> _Task prompt_:
Copy out each line that includes the word "with".

> _Material_:
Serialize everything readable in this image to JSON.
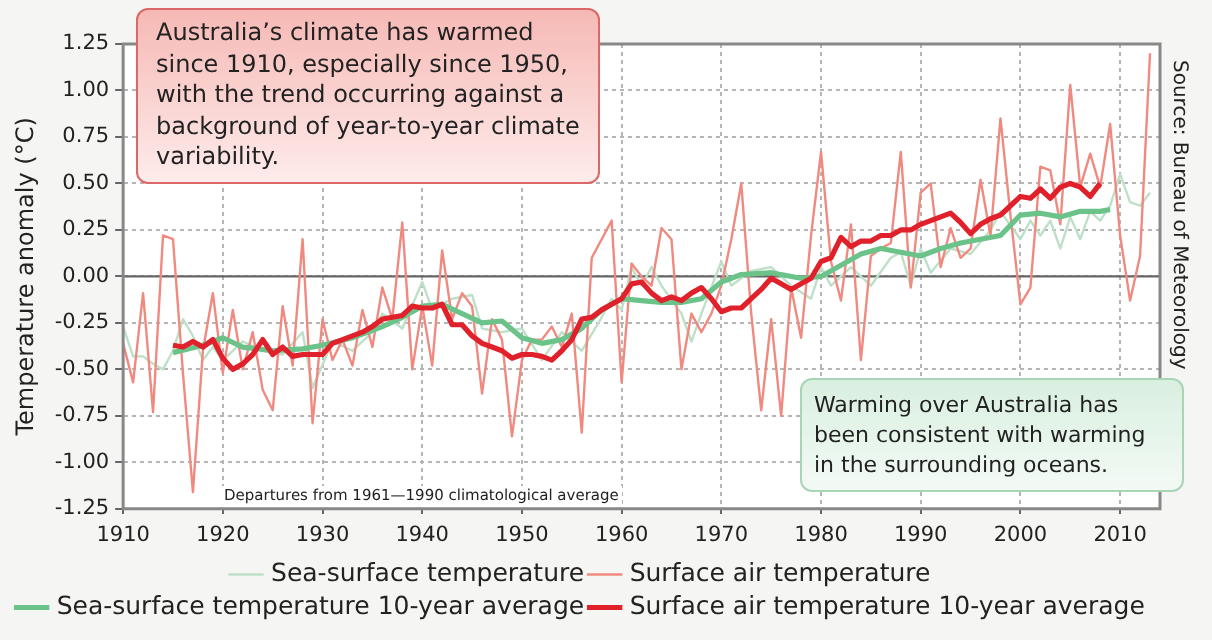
{
  "chart_data": {
    "type": "line",
    "ylabel": "Temperature anomaly (°C)",
    "annotations": [
      "Australia’s climate has warmed since 1910, especially since 1950, with the trend occurring against a background of year-to-year climate variability.",
      "Warming over Australia has been consistent with warming in the surrounding oceans.",
      "Departures from 1961—1990 climatological average",
      "Source: Bureau of Meteorology"
    ],
    "xlim": [
      1910,
      2014
    ],
    "xticks": [
      1910,
      1920,
      1930,
      1940,
      1950,
      1960,
      1970,
      1980,
      1990,
      2000,
      2010
    ],
    "ylim": [
      -1.25,
      1.25
    ],
    "yticks": [
      {
        "value": -1.25,
        "label": "-1.25"
      },
      {
        "value": -1,
        "label": "-1.00"
      },
      {
        "value": -0.75,
        "label": "-0.75"
      },
      {
        "value": -0.5,
        "label": "-0.50"
      },
      {
        "value": -0.25,
        "label": "-0.25"
      },
      {
        "value": 0,
        "label": "0.00"
      },
      {
        "value": 0.25,
        "label": "0.25"
      },
      {
        "value": 0.5,
        "label": "0.50"
      },
      {
        "value": 0.75,
        "label": "0.75"
      },
      {
        "value": 1,
        "label": "1.00"
      },
      {
        "value": 1.25,
        "label": "1.25"
      }
    ],
    "grid": true,
    "legend": "bottom",
    "marker": "none",
    "line_style": "solid",
    "ref_lines": [
      {
        "axis": "y",
        "value": 0,
        "color": "#666666"
      }
    ],
    "series": [
      {
        "name": "Sea-surface temperature",
        "color": "#bfe0c8",
        "x": [
          1910,
          1911,
          1912,
          1913,
          1914,
          1915,
          1916,
          1917,
          1918,
          1919,
          1920,
          1922,
          1924,
          1926,
          1928,
          1929,
          1931,
          1933,
          1935,
          1936,
          1938,
          1940,
          1941,
          1943,
          1945,
          1946,
          1948,
          1950,
          1952,
          1954,
          1956,
          1958,
          1959,
          1960,
          1961,
          1962,
          1963,
          1964,
          1966,
          1967,
          1968,
          1970,
          1971,
          1973,
          1975,
          1977,
          1979,
          1980,
          1981,
          1983,
          1985,
          1987,
          1988,
          1989,
          1990,
          1991,
          1993,
          1995,
          1997,
          1998,
          2000,
          2001,
          2002,
          2003,
          2004,
          2005,
          2006,
          2007,
          2008,
          2009,
          2010,
          2011,
          2012,
          2013
        ],
        "values": [
          -0.27,
          -0.43,
          -0.43,
          -0.47,
          -0.5,
          -0.4,
          -0.23,
          -0.32,
          -0.45,
          -0.38,
          -0.45,
          -0.35,
          -0.4,
          -0.42,
          -0.3,
          -0.6,
          -0.35,
          -0.4,
          -0.3,
          -0.2,
          -0.28,
          -0.03,
          -0.18,
          -0.12,
          -0.1,
          -0.28,
          -0.3,
          -0.28,
          -0.45,
          -0.3,
          -0.4,
          -0.22,
          -0.12,
          -0.18,
          0.05,
          -0.05,
          0.05,
          -0.05,
          -0.2,
          -0.35,
          -0.2,
          0.08,
          -0.05,
          0.03,
          0.05,
          -0.05,
          -0.12,
          0.05,
          -0.05,
          0.05,
          -0.05,
          0.1,
          0.13,
          -0.05,
          0.15,
          0.02,
          0.15,
          0.12,
          0.25,
          0.35,
          0.2,
          0.3,
          0.22,
          0.3,
          0.15,
          0.32,
          0.2,
          0.35,
          0.3,
          0.38,
          0.55,
          0.4,
          0.38,
          0.45
        ]
      },
      {
        "name": "Surface air temperature",
        "color": "#f08a80",
        "x": [
          1910,
          1911,
          1912,
          1913,
          1914,
          1915,
          1916,
          1917,
          1918,
          1919,
          1920,
          1921,
          1922,
          1923,
          1924,
          1925,
          1926,
          1927,
          1928,
          1929,
          1930,
          1931,
          1932,
          1933,
          1934,
          1935,
          1936,
          1937,
          1938,
          1939,
          1940,
          1941,
          1942,
          1943,
          1944,
          1945,
          1946,
          1947,
          1948,
          1949,
          1950,
          1951,
          1952,
          1953,
          1954,
          1955,
          1956,
          1957,
          1958,
          1959,
          1960,
          1961,
          1962,
          1963,
          1964,
          1965,
          1966,
          1967,
          1968,
          1969,
          1970,
          1971,
          1972,
          1973,
          1974,
          1975,
          1976,
          1977,
          1978,
          1979,
          1980,
          1981,
          1982,
          1983,
          1984,
          1985,
          1986,
          1987,
          1988,
          1989,
          1990,
          1991,
          1992,
          1993,
          1994,
          1995,
          1996,
          1997,
          1998,
          1999,
          2000,
          2001,
          2002,
          2003,
          2004,
          2005,
          2006,
          2007,
          2008,
          2009,
          2010,
          2011,
          2012,
          2013
        ],
        "values": [
          -0.36,
          -0.57,
          -0.09,
          -0.73,
          0.22,
          0.2,
          -0.52,
          -1.16,
          -0.4,
          -0.09,
          -0.52,
          -0.18,
          -0.5,
          -0.3,
          -0.61,
          -0.72,
          -0.16,
          -0.48,
          0.2,
          -0.79,
          -0.23,
          -0.45,
          -0.34,
          -0.48,
          -0.18,
          -0.38,
          -0.06,
          -0.23,
          0.29,
          -0.5,
          -0.16,
          -0.48,
          0.14,
          -0.23,
          -0.09,
          -0.16,
          -0.63,
          -0.23,
          -0.34,
          -0.86,
          -0.45,
          -0.34,
          -0.34,
          -0.27,
          -0.38,
          -0.2,
          -0.84,
          0.1,
          0.2,
          0.3,
          -0.57,
          0.07,
          0,
          -0.05,
          0.26,
          0.2,
          -0.5,
          -0.2,
          -0.3,
          -0.2,
          -0.05,
          0.2,
          0.5,
          -0.2,
          -0.72,
          -0.23,
          -0.75,
          -0.06,
          -0.33,
          0.22,
          0.67,
          0.08,
          -0.13,
          0.28,
          -0.45,
          0.11,
          0.15,
          0.18,
          0.67,
          -0.06,
          0.45,
          0.5,
          0.05,
          0.26,
          0.1,
          0.15,
          0.52,
          0.22,
          0.85,
          0.33,
          -0.15,
          -0.06,
          0.59,
          0.57,
          0.28,
          1.03,
          0.48,
          0.66,
          0.48,
          0.82,
          0.22,
          -0.13,
          0.11,
          1.2
        ]
      },
      {
        "name": "Sea-surface temperature 10-year average",
        "color": "#6cc38a",
        "x": [
          1915,
          1918,
          1920,
          1922,
          1925,
          1928,
          1930,
          1933,
          1936,
          1938,
          1940,
          1942,
          1944,
          1946,
          1948,
          1950,
          1952,
          1954,
          1956,
          1958,
          1960,
          1962,
          1964,
          1966,
          1968,
          1970,
          1972,
          1975,
          1978,
          1980,
          1982,
          1984,
          1986,
          1988,
          1990,
          1992,
          1994,
          1996,
          1998,
          2000,
          2002,
          2004,
          2006,
          2008,
          2009
        ],
        "values": [
          -0.41,
          -0.37,
          -0.33,
          -0.38,
          -0.4,
          -0.39,
          -0.37,
          -0.33,
          -0.27,
          -0.22,
          -0.16,
          -0.15,
          -0.2,
          -0.25,
          -0.24,
          -0.33,
          -0.36,
          -0.34,
          -0.28,
          -0.18,
          -0.12,
          -0.13,
          -0.14,
          -0.14,
          -0.12,
          -0.03,
          0.01,
          0.02,
          -0.01,
          0,
          0.06,
          0.12,
          0.15,
          0.13,
          0.11,
          0.15,
          0.18,
          0.2,
          0.22,
          0.33,
          0.34,
          0.32,
          0.35,
          0.35,
          0.36
        ]
      },
      {
        "name": "Surface air temperature 10-year average",
        "color": "#e0202a",
        "x": [
          1915,
          1916,
          1917,
          1918,
          1919,
          1920,
          1921,
          1922,
          1923,
          1924,
          1925,
          1926,
          1927,
          1928,
          1929,
          1930,
          1931,
          1932,
          1933,
          1934,
          1935,
          1936,
          1937,
          1938,
          1939,
          1940,
          1941,
          1942,
          1943,
          1944,
          1945,
          1946,
          1947,
          1948,
          1949,
          1950,
          1951,
          1952,
          1953,
          1954,
          1955,
          1956,
          1957,
          1958,
          1959,
          1960,
          1961,
          1962,
          1963,
          1964,
          1965,
          1966,
          1967,
          1968,
          1969,
          1970,
          1971,
          1972,
          1973,
          1974,
          1975,
          1976,
          1977,
          1978,
          1979,
          1980,
          1981,
          1982,
          1983,
          1984,
          1985,
          1986,
          1987,
          1988,
          1989,
          1990,
          1991,
          1992,
          1993,
          1994,
          1995,
          1996,
          1997,
          1998,
          1999,
          2000,
          2001,
          2002,
          2003,
          2004,
          2005,
          2006,
          2007,
          2008
        ],
        "values": [
          -0.37,
          -0.38,
          -0.35,
          -0.38,
          -0.34,
          -0.44,
          -0.5,
          -0.47,
          -0.42,
          -0.34,
          -0.42,
          -0.38,
          -0.43,
          -0.42,
          -0.42,
          -0.42,
          -0.36,
          -0.34,
          -0.32,
          -0.3,
          -0.27,
          -0.23,
          -0.22,
          -0.21,
          -0.16,
          -0.17,
          -0.17,
          -0.15,
          -0.26,
          -0.26,
          -0.32,
          -0.36,
          -0.38,
          -0.4,
          -0.44,
          -0.42,
          -0.42,
          -0.43,
          -0.45,
          -0.4,
          -0.34,
          -0.23,
          -0.22,
          -0.18,
          -0.15,
          -0.12,
          -0.04,
          -0.03,
          -0.09,
          -0.13,
          -0.11,
          -0.13,
          -0.09,
          -0.06,
          -0.12,
          -0.19,
          -0.17,
          -0.17,
          -0.12,
          -0.07,
          -0.01,
          -0.04,
          -0.07,
          -0.04,
          -0.01,
          0.08,
          0.1,
          0.21,
          0.16,
          0.19,
          0.19,
          0.22,
          0.22,
          0.25,
          0.25,
          0.28,
          0.3,
          0.32,
          0.34,
          0.29,
          0.23,
          0.28,
          0.31,
          0.33,
          0.38,
          0.43,
          0.42,
          0.47,
          0.42,
          0.48,
          0.5,
          0.48,
          0.43,
          0.5
        ]
      }
    ]
  }
}
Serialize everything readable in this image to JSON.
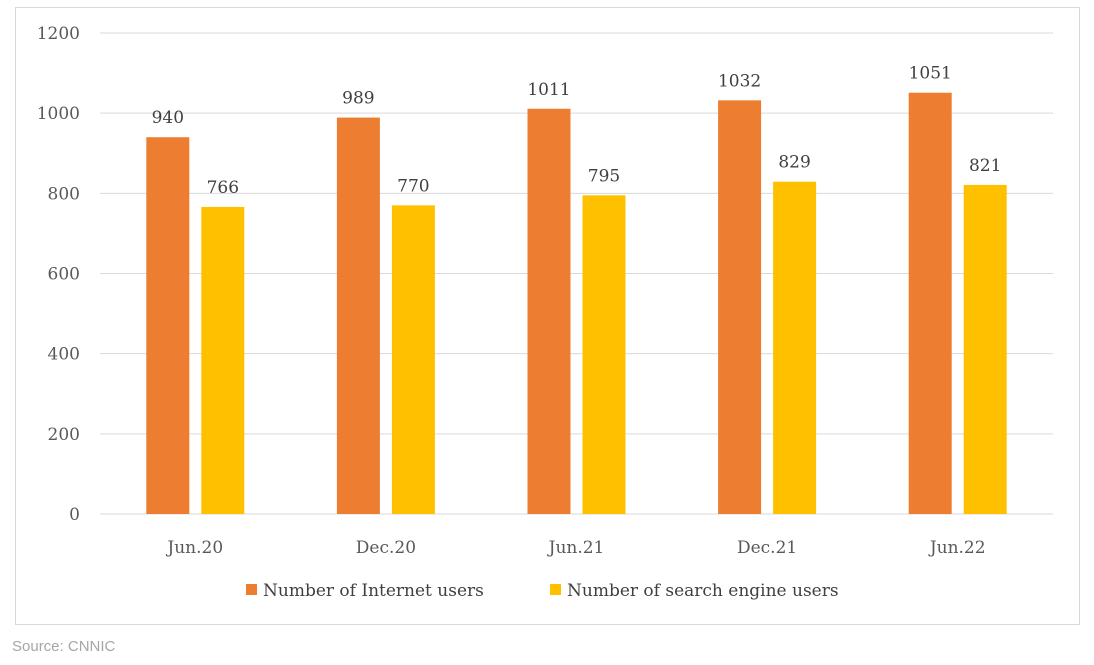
{
  "chart_data": {
    "type": "bar",
    "categories": [
      "Jun.20",
      "Dec.20",
      "Jun.21",
      "Dec.21",
      "Jun.22"
    ],
    "series": [
      {
        "name": "Number of Internet users",
        "values": [
          940,
          989,
          1011,
          1032,
          1051
        ],
        "color": "#ed7d31"
      },
      {
        "name": "Number of search engine users",
        "values": [
          766,
          770,
          795,
          829,
          821
        ],
        "color": "#ffc000"
      }
    ],
    "ylim": [
      0,
      1200
    ],
    "yticks": [
      0,
      200,
      400,
      600,
      800,
      1000,
      1200
    ],
    "grid": true,
    "legend_position": "bottom",
    "data_labels": true
  },
  "source": "Source: CNNIC"
}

> _Exercise answer_:
      "Australia’s climate has warmed since 1910, especially since 1950, with the trend occurring against a background of year-to-year climate variability.",
      "Warming over Australia has been consistent with warming in the surrounding oceans.",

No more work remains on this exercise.